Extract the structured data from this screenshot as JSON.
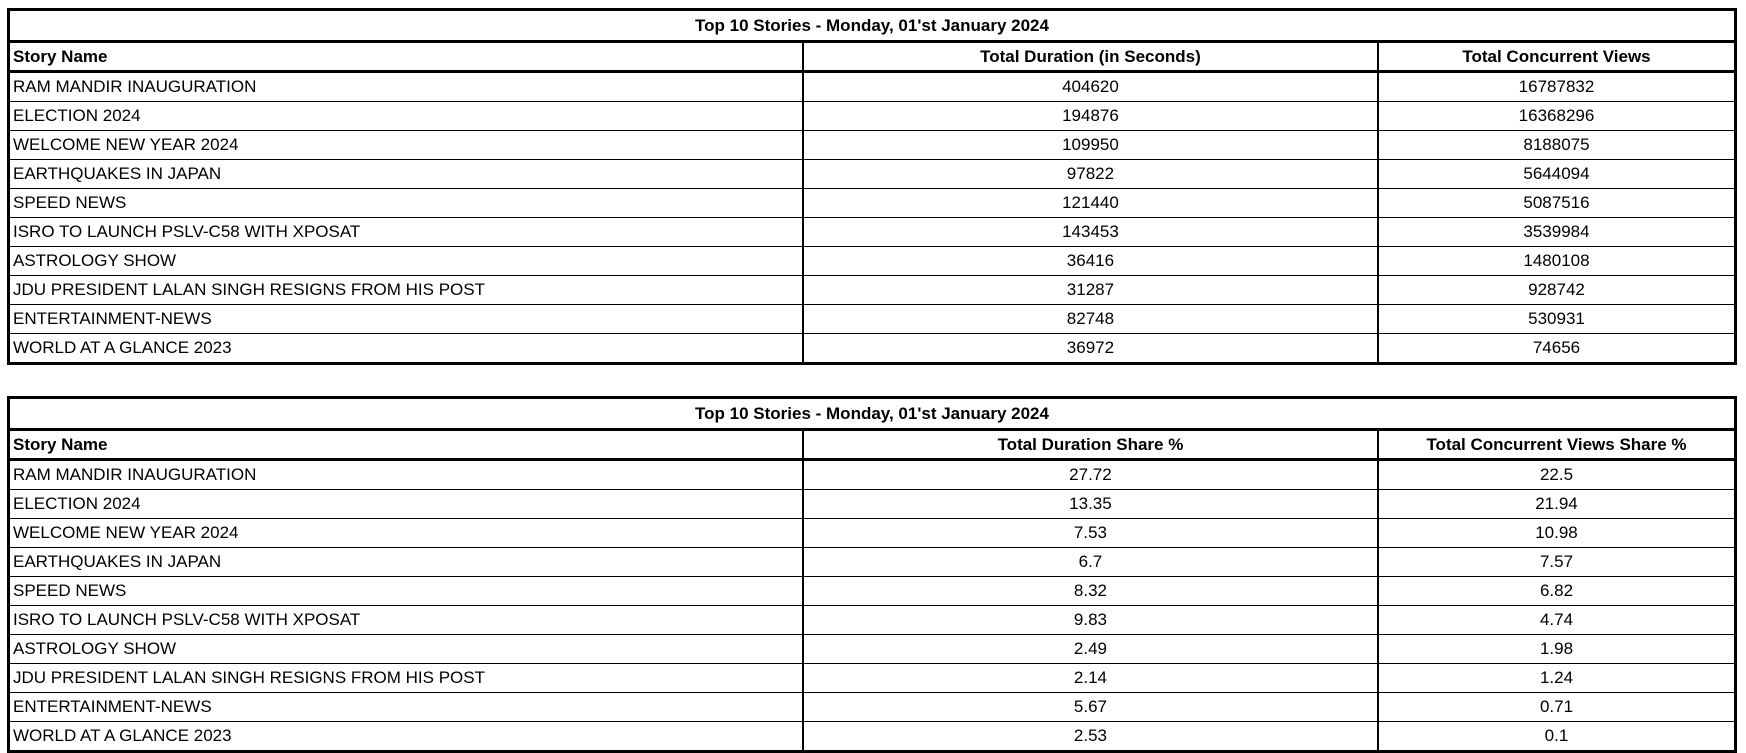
{
  "colors": {
    "background": "#ffffff",
    "border": "#000000",
    "text": "#000000"
  },
  "chart_data": [
    {
      "type": "table",
      "title": "Top 10 Stories - Monday, 01'st January 2024",
      "columns": [
        "Story Name",
        "Total Duration (in Seconds)",
        "Total Concurrent Views"
      ],
      "rows": [
        [
          "RAM MANDIR INAUGURATION",
          "404620",
          "16787832"
        ],
        [
          "ELECTION 2024",
          "194876",
          "16368296"
        ],
        [
          "WELCOME NEW YEAR 2024",
          "109950",
          "8188075"
        ],
        [
          "EARTHQUAKES IN JAPAN",
          "97822",
          "5644094"
        ],
        [
          "SPEED NEWS",
          "121440",
          "5087516"
        ],
        [
          "ISRO TO LAUNCH PSLV-C58 WITH XPOSAT",
          "143453",
          "3539984"
        ],
        [
          "ASTROLOGY SHOW",
          "36416",
          "1480108"
        ],
        [
          "JDU PRESIDENT LALAN SINGH RESIGNS FROM HIS POST",
          "31287",
          "928742"
        ],
        [
          "ENTERTAINMENT-NEWS",
          "82748",
          "530931"
        ],
        [
          "WORLD AT A GLANCE 2023",
          "36972",
          "74656"
        ]
      ]
    },
    {
      "type": "table",
      "title": "Top 10 Stories - Monday, 01'st January 2024",
      "columns": [
        "Story Name",
        "Total Duration Share %",
        "Total Concurrent Views Share %"
      ],
      "rows": [
        [
          "RAM MANDIR INAUGURATION",
          "27.72",
          "22.5"
        ],
        [
          "ELECTION 2024",
          "13.35",
          "21.94"
        ],
        [
          "WELCOME NEW YEAR 2024",
          "7.53",
          "10.98"
        ],
        [
          "EARTHQUAKES IN JAPAN",
          "6.7",
          "7.57"
        ],
        [
          "SPEED NEWS",
          "8.32",
          "6.82"
        ],
        [
          "ISRO TO LAUNCH PSLV-C58 WITH XPOSAT",
          "9.83",
          "4.74"
        ],
        [
          "ASTROLOGY SHOW",
          "2.49",
          "1.98"
        ],
        [
          "JDU PRESIDENT LALAN SINGH RESIGNS FROM HIS POST",
          "2.14",
          "1.24"
        ],
        [
          "ENTERTAINMENT-NEWS",
          "5.67",
          "0.71"
        ],
        [
          "WORLD AT A GLANCE 2023",
          "2.53",
          "0.1"
        ]
      ]
    }
  ]
}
* * * * * * *
Output the lines above in full and exactly as given, omitting any pictures.

EXERCISE RESULT:
Extract the structured data from this screenshot as JSON.
{
  "colors": {
    "background": "#ffffff",
    "border": "#000000",
    "text": "#000000"
  },
  "chart_data": [
    {
      "type": "table",
      "title": "Top 10 Stories - Monday, 01'st January 2024",
      "columns": [
        "Story Name",
        "Total Duration (in Seconds)",
        "Total Concurrent Views"
      ],
      "rows": [
        [
          "RAM MANDIR INAUGURATION",
          "404620",
          "16787832"
        ],
        [
          "ELECTION 2024",
          "194876",
          "16368296"
        ],
        [
          "WELCOME NEW YEAR 2024",
          "109950",
          "8188075"
        ],
        [
          "EARTHQUAKES IN JAPAN",
          "97822",
          "5644094"
        ],
        [
          "SPEED NEWS",
          "121440",
          "5087516"
        ],
        [
          "ISRO TO LAUNCH PSLV-C58 WITH XPOSAT",
          "143453",
          "3539984"
        ],
        [
          "ASTROLOGY SHOW",
          "36416",
          "1480108"
        ],
        [
          "JDU PRESIDENT LALAN SINGH RESIGNS FROM HIS POST",
          "31287",
          "928742"
        ],
        [
          "ENTERTAINMENT-NEWS",
          "82748",
          "530931"
        ],
        [
          "WORLD AT A GLANCE 2023",
          "36972",
          "74656"
        ]
      ]
    },
    {
      "type": "table",
      "title": "Top 10 Stories - Monday, 01'st January 2024",
      "columns": [
        "Story Name",
        "Total Duration Share %",
        "Total Concurrent Views Share %"
      ],
      "rows": [
        [
          "RAM MANDIR INAUGURATION",
          "27.72",
          "22.5"
        ],
        [
          "ELECTION 2024",
          "13.35",
          "21.94"
        ],
        [
          "WELCOME NEW YEAR 2024",
          "7.53",
          "10.98"
        ],
        [
          "EARTHQUAKES IN JAPAN",
          "6.7",
          "7.57"
        ],
        [
          "SPEED NEWS",
          "8.32",
          "6.82"
        ],
        [
          "ISRO TO LAUNCH PSLV-C58 WITH XPOSAT",
          "9.83",
          "4.74"
        ],
        [
          "ASTROLOGY SHOW",
          "2.49",
          "1.98"
        ],
        [
          "JDU PRESIDENT LALAN SINGH RESIGNS FROM HIS POST",
          "2.14",
          "1.24"
        ],
        [
          "ENTERTAINMENT-NEWS",
          "5.67",
          "0.71"
        ],
        [
          "WORLD AT A GLANCE 2023",
          "2.53",
          "0.1"
        ]
      ]
    }
  ]
}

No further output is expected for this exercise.